─── Raw records
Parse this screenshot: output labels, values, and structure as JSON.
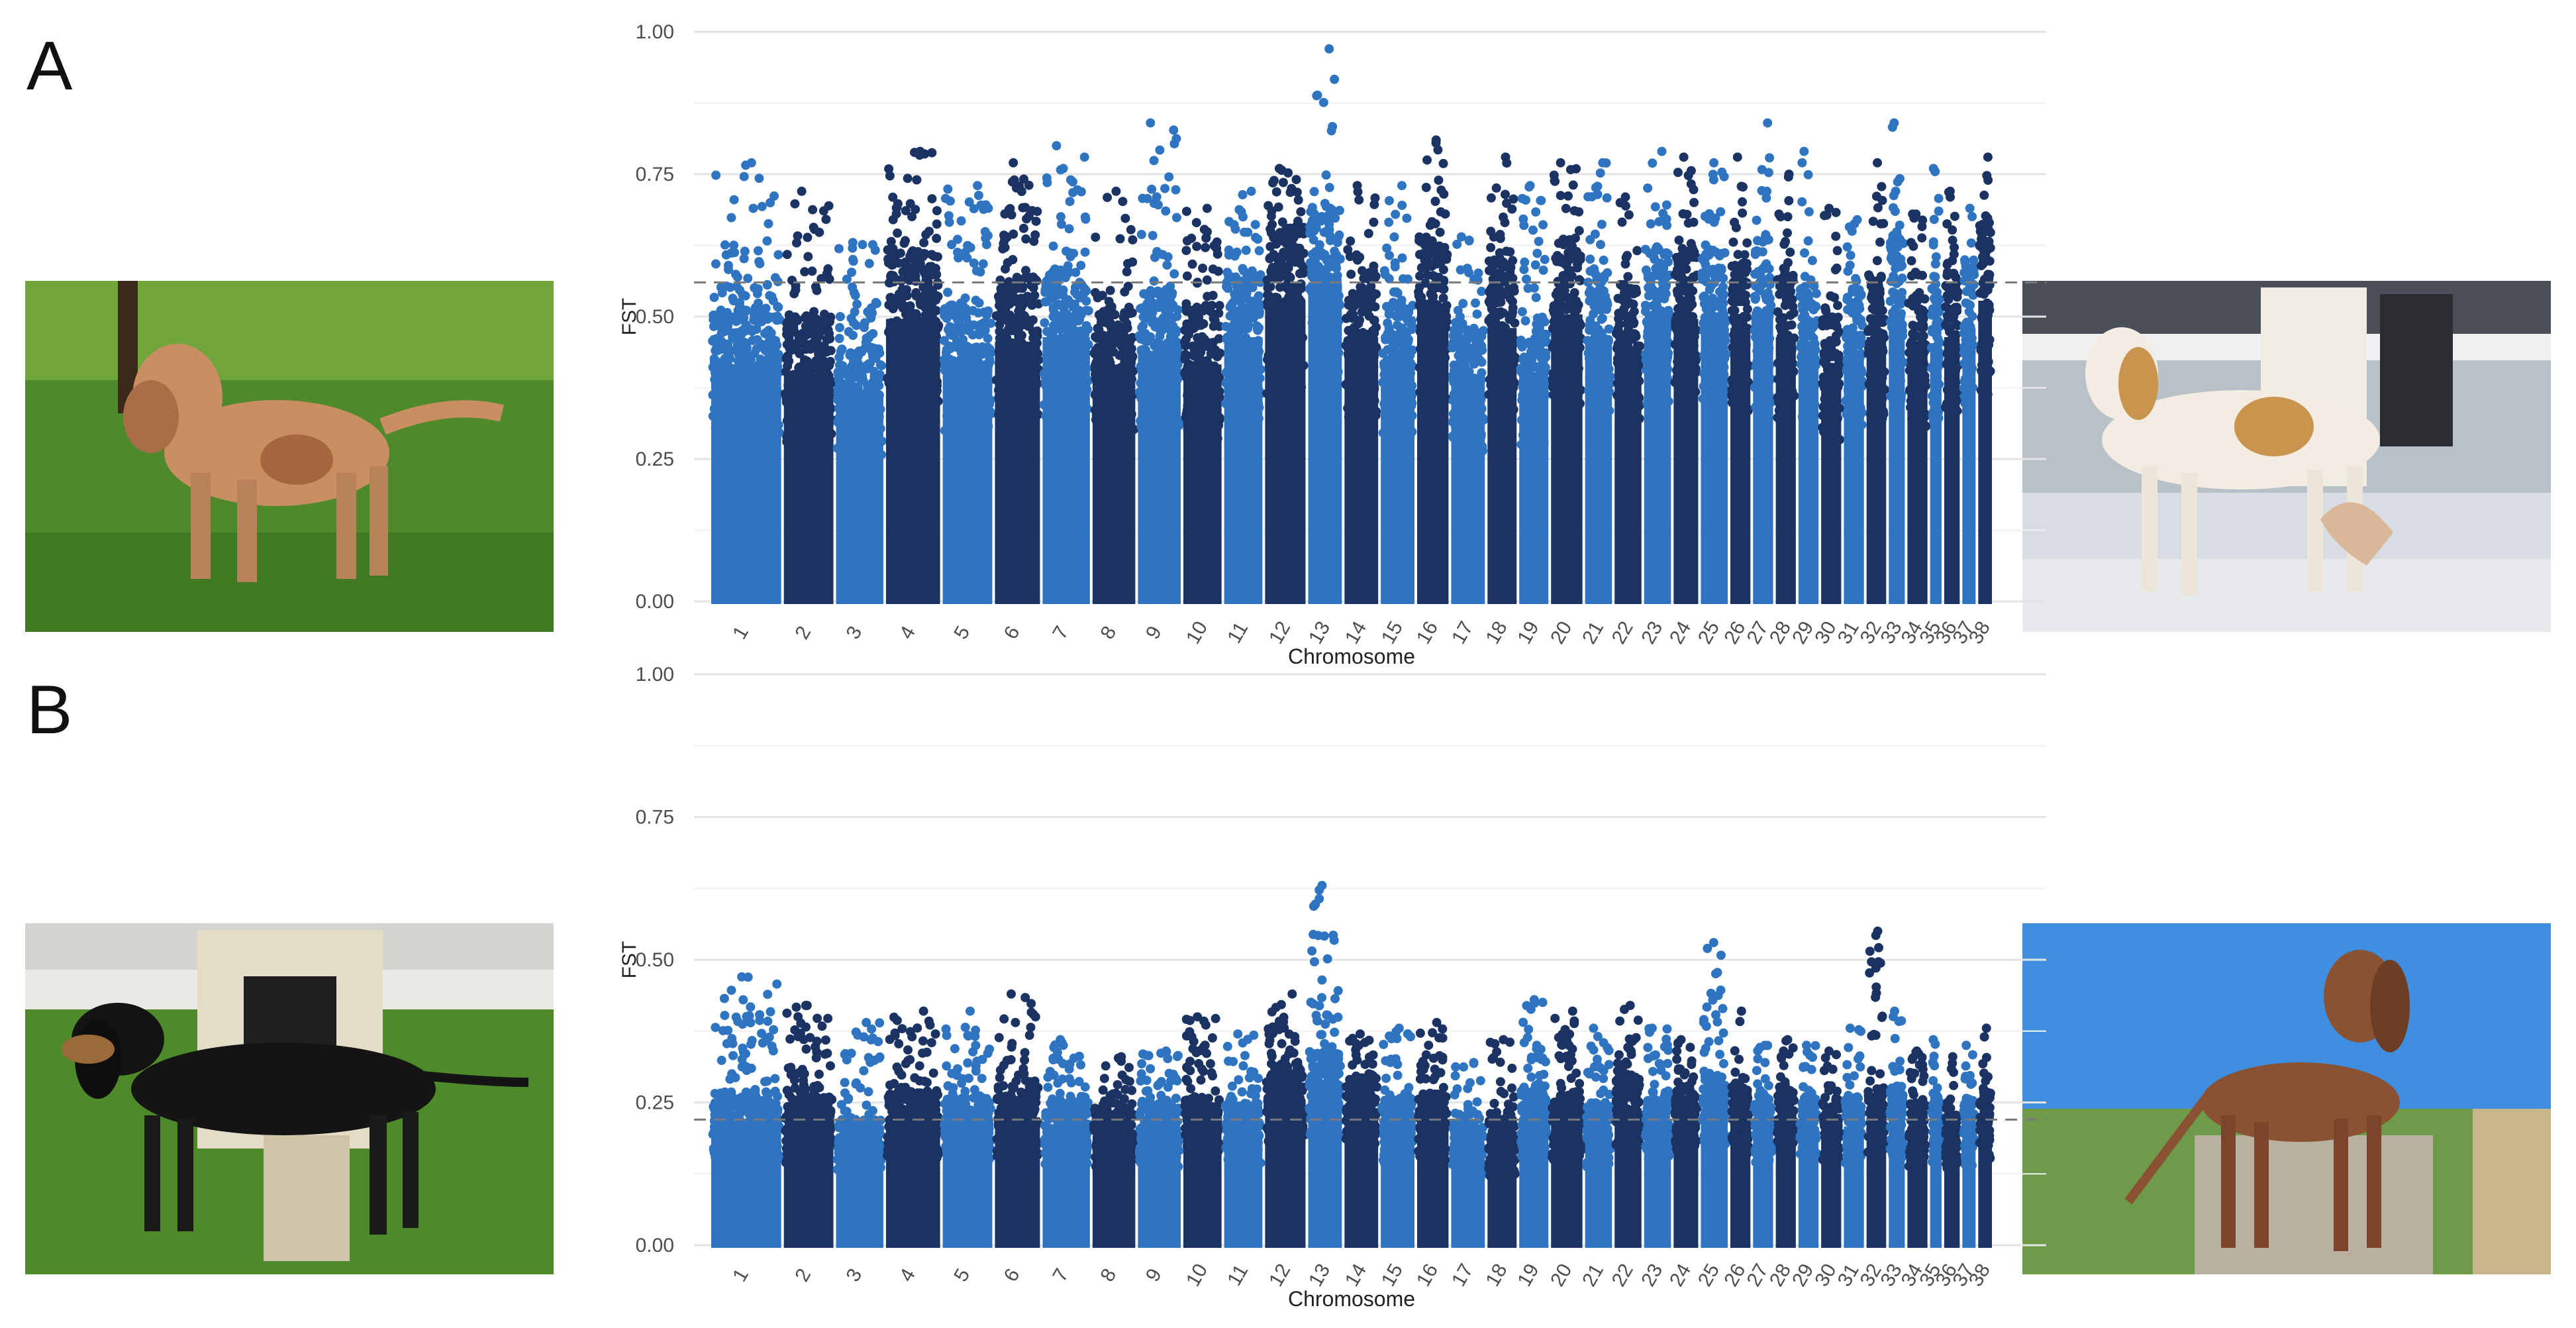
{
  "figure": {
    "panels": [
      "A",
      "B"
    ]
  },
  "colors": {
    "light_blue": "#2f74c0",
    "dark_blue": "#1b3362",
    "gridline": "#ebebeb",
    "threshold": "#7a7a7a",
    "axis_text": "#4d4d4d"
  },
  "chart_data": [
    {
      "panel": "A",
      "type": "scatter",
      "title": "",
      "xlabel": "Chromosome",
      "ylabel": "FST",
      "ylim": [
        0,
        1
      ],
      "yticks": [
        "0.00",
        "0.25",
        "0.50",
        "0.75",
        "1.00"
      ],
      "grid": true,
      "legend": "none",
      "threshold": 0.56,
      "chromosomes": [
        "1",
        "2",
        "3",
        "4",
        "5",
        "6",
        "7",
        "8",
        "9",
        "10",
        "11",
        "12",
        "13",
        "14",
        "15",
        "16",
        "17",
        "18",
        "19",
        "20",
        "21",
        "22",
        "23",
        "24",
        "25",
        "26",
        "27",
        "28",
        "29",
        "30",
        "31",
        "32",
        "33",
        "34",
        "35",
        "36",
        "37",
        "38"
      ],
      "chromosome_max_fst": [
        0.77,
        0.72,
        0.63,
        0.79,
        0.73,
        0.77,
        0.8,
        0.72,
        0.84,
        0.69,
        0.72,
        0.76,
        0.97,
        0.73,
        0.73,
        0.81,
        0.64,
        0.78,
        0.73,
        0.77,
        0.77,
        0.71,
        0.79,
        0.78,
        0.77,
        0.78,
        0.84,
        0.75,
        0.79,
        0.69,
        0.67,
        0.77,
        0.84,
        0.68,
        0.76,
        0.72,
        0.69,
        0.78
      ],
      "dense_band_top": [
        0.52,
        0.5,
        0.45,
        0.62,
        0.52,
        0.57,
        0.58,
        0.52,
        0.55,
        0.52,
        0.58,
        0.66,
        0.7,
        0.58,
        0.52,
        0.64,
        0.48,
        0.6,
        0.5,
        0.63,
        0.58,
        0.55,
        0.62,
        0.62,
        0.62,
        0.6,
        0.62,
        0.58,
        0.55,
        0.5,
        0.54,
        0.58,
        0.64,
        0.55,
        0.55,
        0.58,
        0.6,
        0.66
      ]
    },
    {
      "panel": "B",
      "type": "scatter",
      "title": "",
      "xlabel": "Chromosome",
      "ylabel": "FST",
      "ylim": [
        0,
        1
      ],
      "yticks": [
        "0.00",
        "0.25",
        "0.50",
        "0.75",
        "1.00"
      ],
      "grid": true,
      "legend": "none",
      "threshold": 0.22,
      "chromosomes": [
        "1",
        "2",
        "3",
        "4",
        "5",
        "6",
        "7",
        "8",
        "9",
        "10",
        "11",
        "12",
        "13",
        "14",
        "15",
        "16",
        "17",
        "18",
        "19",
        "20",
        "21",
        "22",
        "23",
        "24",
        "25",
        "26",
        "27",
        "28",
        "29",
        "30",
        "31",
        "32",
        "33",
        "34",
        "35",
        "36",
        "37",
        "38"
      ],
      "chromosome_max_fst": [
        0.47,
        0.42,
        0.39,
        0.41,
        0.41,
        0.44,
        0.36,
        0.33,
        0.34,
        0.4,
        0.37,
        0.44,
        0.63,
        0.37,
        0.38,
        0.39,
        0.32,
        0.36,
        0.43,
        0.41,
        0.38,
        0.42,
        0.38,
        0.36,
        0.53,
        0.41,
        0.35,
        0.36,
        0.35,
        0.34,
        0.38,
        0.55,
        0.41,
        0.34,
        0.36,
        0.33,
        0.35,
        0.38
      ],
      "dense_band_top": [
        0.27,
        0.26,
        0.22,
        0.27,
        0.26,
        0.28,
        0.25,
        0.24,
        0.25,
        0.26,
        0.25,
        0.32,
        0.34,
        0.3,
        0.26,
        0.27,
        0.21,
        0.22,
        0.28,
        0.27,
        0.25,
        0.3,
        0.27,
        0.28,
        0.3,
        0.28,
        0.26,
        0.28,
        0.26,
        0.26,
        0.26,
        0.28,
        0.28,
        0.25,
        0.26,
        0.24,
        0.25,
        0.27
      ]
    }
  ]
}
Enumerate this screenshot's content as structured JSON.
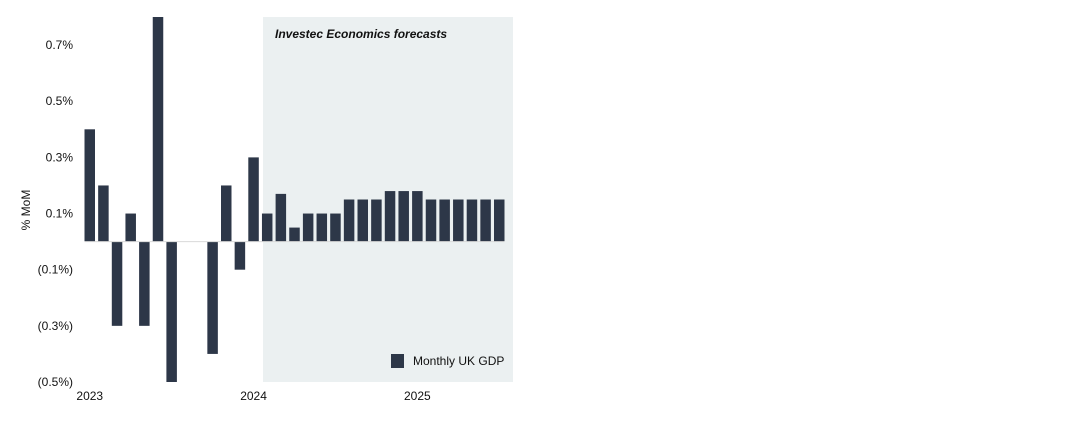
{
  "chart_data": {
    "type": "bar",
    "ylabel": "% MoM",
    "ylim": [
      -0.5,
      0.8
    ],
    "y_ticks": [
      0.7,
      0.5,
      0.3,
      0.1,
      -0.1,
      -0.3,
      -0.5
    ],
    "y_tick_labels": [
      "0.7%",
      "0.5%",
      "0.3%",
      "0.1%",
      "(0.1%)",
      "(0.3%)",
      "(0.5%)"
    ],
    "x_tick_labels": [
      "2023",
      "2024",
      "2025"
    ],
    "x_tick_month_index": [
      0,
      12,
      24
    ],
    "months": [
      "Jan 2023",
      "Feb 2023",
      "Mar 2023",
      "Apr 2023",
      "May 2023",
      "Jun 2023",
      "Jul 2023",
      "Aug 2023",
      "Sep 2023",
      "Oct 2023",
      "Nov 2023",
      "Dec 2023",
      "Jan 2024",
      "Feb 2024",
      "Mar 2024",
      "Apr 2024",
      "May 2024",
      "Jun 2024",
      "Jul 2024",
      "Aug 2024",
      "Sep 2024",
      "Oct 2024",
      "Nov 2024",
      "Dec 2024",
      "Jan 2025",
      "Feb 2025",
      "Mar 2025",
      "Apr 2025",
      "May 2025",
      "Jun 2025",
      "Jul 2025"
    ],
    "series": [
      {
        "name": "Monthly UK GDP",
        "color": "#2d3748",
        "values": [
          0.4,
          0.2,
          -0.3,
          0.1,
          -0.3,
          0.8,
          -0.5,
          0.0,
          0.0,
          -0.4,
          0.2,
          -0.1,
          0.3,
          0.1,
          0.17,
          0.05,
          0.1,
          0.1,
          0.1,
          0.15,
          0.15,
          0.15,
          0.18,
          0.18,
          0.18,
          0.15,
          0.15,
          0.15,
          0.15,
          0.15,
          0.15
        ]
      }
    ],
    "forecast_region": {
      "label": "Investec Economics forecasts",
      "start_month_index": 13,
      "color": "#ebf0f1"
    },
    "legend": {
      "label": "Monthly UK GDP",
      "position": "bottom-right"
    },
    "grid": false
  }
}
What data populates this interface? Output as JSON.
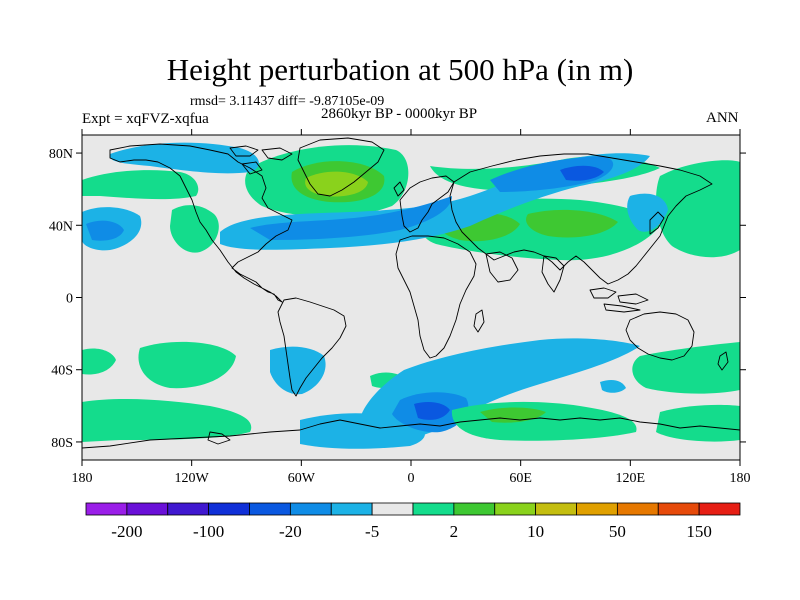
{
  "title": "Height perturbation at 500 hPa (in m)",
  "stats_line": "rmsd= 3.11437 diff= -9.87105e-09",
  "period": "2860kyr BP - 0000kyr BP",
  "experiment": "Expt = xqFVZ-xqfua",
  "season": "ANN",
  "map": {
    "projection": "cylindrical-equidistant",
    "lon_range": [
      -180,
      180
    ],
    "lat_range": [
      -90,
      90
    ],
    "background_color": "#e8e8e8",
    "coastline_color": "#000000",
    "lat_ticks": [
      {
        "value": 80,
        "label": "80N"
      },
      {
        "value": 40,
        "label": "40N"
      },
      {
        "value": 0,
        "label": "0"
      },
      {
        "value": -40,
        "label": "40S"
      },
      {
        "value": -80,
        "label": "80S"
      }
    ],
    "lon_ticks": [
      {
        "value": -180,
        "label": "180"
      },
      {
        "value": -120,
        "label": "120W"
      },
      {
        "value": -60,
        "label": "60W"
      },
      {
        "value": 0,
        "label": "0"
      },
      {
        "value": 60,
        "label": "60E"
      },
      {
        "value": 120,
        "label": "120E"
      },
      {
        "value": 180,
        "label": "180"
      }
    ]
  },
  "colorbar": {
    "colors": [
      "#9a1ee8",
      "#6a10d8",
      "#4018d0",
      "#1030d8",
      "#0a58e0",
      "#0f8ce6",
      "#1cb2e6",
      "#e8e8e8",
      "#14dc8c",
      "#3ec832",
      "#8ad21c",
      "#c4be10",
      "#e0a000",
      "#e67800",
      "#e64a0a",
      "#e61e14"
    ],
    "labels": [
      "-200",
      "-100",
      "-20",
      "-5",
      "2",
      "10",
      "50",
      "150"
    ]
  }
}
──────
Task description => Each line holding the word "values" counts once; report the total and nothing else.

Exercise response => 2